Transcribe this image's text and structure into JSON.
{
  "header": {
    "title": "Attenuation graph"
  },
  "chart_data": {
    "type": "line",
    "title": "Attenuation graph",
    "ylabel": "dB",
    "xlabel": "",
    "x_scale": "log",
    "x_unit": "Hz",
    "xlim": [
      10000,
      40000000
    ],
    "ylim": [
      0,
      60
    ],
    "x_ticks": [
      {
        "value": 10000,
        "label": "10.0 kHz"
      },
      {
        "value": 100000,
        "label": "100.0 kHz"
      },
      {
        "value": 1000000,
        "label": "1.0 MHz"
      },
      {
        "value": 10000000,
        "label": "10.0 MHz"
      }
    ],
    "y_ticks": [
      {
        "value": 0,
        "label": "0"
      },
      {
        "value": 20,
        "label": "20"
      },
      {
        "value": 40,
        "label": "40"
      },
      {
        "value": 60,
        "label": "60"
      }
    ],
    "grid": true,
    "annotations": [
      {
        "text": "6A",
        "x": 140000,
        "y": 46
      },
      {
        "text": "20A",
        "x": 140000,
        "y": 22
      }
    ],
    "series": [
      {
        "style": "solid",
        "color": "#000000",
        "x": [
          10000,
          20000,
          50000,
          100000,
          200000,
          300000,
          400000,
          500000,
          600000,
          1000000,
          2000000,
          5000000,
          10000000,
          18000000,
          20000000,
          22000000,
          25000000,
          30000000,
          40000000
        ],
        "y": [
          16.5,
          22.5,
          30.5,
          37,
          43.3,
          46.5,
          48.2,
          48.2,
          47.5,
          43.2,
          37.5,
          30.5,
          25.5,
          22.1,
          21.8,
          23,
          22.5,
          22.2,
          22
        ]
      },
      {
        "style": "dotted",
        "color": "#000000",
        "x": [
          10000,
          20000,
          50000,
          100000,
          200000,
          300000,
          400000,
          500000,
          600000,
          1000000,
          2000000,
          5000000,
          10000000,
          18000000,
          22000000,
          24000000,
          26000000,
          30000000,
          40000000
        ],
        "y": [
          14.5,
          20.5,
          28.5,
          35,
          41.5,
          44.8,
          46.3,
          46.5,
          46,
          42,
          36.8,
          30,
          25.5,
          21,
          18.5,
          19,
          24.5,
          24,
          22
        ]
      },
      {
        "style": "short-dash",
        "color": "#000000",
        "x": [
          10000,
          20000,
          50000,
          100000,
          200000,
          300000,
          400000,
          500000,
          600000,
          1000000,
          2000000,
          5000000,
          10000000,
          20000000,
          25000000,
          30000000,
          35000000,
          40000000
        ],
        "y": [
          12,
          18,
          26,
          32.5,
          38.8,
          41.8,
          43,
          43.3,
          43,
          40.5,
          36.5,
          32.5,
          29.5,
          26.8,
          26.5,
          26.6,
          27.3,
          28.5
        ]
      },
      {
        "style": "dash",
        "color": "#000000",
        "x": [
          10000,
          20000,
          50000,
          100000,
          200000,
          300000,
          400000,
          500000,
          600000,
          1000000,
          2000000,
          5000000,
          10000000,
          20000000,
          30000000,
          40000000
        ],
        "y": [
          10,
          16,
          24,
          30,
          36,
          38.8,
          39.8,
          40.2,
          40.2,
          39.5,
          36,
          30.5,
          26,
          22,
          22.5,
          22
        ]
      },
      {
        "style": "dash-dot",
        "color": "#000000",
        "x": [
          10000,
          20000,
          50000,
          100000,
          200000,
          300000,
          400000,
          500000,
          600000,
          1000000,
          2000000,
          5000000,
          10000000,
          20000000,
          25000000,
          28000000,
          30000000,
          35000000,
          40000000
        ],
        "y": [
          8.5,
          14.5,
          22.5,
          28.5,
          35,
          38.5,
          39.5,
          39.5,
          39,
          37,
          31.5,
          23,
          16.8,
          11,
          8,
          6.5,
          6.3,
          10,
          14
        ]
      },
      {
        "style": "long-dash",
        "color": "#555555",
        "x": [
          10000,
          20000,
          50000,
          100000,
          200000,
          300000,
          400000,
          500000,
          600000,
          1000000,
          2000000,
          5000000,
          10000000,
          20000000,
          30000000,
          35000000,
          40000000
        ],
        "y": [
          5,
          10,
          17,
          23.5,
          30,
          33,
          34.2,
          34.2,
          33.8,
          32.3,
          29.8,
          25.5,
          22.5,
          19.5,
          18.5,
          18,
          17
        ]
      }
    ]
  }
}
____________
**What is being asked**
Every record above must be duplicated exactly.

**Written response**
Transcribe this image's text and structure into JSON.
{
  "header": {
    "title": "Attenuation graph"
  },
  "chart_data": {
    "type": "line",
    "title": "Attenuation graph",
    "ylabel": "dB",
    "xlabel": "",
    "x_scale": "log",
    "x_unit": "Hz",
    "xlim": [
      10000,
      40000000
    ],
    "ylim": [
      0,
      60
    ],
    "x_ticks": [
      {
        "value": 10000,
        "label": "10.0 kHz"
      },
      {
        "value": 100000,
        "label": "100.0 kHz"
      },
      {
        "value": 1000000,
        "label": "1.0 MHz"
      },
      {
        "value": 10000000,
        "label": "10.0 MHz"
      }
    ],
    "y_ticks": [
      {
        "value": 0,
        "label": "0"
      },
      {
        "value": 20,
        "label": "20"
      },
      {
        "value": 40,
        "label": "40"
      },
      {
        "value": 60,
        "label": "60"
      }
    ],
    "grid": true,
    "annotations": [
      {
        "text": "6A",
        "x": 140000,
        "y": 46
      },
      {
        "text": "20A",
        "x": 140000,
        "y": 22
      }
    ],
    "series": [
      {
        "style": "solid",
        "color": "#000000",
        "x": [
          10000,
          20000,
          50000,
          100000,
          200000,
          300000,
          400000,
          500000,
          600000,
          1000000,
          2000000,
          5000000,
          10000000,
          18000000,
          20000000,
          22000000,
          25000000,
          30000000,
          40000000
        ],
        "y": [
          16.5,
          22.5,
          30.5,
          37,
          43.3,
          46.5,
          48.2,
          48.2,
          47.5,
          43.2,
          37.5,
          30.5,
          25.5,
          22.1,
          21.8,
          23,
          22.5,
          22.2,
          22
        ]
      },
      {
        "style": "dotted",
        "color": "#000000",
        "x": [
          10000,
          20000,
          50000,
          100000,
          200000,
          300000,
          400000,
          500000,
          600000,
          1000000,
          2000000,
          5000000,
          10000000,
          18000000,
          22000000,
          24000000,
          26000000,
          30000000,
          40000000
        ],
        "y": [
          14.5,
          20.5,
          28.5,
          35,
          41.5,
          44.8,
          46.3,
          46.5,
          46,
          42,
          36.8,
          30,
          25.5,
          21,
          18.5,
          19,
          24.5,
          24,
          22
        ]
      },
      {
        "style": "short-dash",
        "color": "#000000",
        "x": [
          10000,
          20000,
          50000,
          100000,
          200000,
          300000,
          400000,
          500000,
          600000,
          1000000,
          2000000,
          5000000,
          10000000,
          20000000,
          25000000,
          30000000,
          35000000,
          40000000
        ],
        "y": [
          12,
          18,
          26,
          32.5,
          38.8,
          41.8,
          43,
          43.3,
          43,
          40.5,
          36.5,
          32.5,
          29.5,
          26.8,
          26.5,
          26.6,
          27.3,
          28.5
        ]
      },
      {
        "style": "dash",
        "color": "#000000",
        "x": [
          10000,
          20000,
          50000,
          100000,
          200000,
          300000,
          400000,
          500000,
          600000,
          1000000,
          2000000,
          5000000,
          10000000,
          20000000,
          30000000,
          40000000
        ],
        "y": [
          10,
          16,
          24,
          30,
          36,
          38.8,
          39.8,
          40.2,
          40.2,
          39.5,
          36,
          30.5,
          26,
          22,
          22.5,
          22
        ]
      },
      {
        "style": "dash-dot",
        "color": "#000000",
        "x": [
          10000,
          20000,
          50000,
          100000,
          200000,
          300000,
          400000,
          500000,
          600000,
          1000000,
          2000000,
          5000000,
          10000000,
          20000000,
          25000000,
          28000000,
          30000000,
          35000000,
          40000000
        ],
        "y": [
          8.5,
          14.5,
          22.5,
          28.5,
          35,
          38.5,
          39.5,
          39.5,
          39,
          37,
          31.5,
          23,
          16.8,
          11,
          8,
          6.5,
          6.3,
          10,
          14
        ]
      },
      {
        "style": "long-dash",
        "color": "#555555",
        "x": [
          10000,
          20000,
          50000,
          100000,
          200000,
          300000,
          400000,
          500000,
          600000,
          1000000,
          2000000,
          5000000,
          10000000,
          20000000,
          30000000,
          35000000,
          40000000
        ],
        "y": [
          5,
          10,
          17,
          23.5,
          30,
          33,
          34.2,
          34.2,
          33.8,
          32.3,
          29.8,
          25.5,
          22.5,
          19.5,
          18.5,
          18,
          17
        ]
      }
    ]
  }
}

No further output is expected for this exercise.